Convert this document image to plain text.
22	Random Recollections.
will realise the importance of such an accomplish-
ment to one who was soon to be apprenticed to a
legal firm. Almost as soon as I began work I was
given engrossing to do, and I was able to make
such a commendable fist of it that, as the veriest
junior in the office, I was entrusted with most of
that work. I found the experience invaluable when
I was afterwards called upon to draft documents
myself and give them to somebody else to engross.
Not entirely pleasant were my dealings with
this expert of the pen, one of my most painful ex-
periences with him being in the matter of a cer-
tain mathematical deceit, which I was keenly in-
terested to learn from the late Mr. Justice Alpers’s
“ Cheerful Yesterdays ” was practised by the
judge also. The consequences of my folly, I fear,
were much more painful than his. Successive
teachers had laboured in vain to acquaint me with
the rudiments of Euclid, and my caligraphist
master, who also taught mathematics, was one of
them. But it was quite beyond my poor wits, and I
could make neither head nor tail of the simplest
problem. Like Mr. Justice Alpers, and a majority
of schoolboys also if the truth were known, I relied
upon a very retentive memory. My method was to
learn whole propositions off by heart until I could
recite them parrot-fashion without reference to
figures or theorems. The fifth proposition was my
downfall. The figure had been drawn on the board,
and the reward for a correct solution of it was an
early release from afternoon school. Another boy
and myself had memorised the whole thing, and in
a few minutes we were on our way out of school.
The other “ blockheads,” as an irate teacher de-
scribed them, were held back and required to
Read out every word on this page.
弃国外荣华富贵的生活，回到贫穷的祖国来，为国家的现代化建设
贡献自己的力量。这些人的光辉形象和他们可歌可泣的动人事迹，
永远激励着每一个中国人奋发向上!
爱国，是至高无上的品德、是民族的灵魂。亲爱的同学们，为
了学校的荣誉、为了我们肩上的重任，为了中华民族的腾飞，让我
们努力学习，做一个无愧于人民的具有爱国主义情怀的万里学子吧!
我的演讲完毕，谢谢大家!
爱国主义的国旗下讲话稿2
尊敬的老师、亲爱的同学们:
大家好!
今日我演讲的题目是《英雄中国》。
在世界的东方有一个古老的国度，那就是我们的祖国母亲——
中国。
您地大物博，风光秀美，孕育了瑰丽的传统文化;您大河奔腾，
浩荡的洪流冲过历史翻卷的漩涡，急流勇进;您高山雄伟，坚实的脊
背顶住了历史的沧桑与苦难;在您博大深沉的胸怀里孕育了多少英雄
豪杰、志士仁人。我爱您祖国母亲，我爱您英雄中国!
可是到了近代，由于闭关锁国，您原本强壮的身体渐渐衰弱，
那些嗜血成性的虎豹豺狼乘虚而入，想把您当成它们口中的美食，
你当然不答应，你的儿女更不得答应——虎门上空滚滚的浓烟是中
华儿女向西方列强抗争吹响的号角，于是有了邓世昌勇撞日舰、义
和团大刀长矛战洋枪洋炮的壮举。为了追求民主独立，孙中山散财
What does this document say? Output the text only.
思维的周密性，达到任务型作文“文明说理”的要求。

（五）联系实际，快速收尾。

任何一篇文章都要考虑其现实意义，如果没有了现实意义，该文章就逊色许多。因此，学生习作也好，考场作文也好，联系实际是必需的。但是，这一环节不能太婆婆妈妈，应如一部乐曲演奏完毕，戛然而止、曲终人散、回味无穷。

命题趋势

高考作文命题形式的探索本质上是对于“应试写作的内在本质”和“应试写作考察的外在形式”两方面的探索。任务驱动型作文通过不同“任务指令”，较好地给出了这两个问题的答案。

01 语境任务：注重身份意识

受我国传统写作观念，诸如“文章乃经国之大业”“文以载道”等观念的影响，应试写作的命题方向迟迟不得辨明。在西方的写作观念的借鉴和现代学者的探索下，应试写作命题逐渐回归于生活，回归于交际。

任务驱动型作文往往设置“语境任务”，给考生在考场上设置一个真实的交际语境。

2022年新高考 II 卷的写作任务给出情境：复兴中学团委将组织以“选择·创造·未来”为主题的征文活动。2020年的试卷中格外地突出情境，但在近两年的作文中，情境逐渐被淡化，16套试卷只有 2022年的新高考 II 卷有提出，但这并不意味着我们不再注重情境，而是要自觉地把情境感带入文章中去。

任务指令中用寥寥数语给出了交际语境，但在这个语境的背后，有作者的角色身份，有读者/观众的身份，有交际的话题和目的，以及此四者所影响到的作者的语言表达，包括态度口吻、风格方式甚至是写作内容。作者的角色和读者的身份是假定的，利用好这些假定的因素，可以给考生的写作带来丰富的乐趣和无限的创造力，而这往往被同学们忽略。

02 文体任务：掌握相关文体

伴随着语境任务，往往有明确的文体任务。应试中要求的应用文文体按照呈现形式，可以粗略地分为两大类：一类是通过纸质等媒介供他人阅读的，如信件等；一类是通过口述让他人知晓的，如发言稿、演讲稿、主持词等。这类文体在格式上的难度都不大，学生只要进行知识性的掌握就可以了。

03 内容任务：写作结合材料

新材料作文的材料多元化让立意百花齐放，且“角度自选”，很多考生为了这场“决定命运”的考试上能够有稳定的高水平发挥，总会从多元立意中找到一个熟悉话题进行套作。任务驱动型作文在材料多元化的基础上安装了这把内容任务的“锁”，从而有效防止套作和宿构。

◆ ◆ ◆ ◆

## WHAT IS BEING ASKED
In the entries above, find every line with the word "that" and list it.

## SOLUTION FOR THIS EXERCISE
such a commendable fist of it that, as the veriest
that work. I found the experience invaluable when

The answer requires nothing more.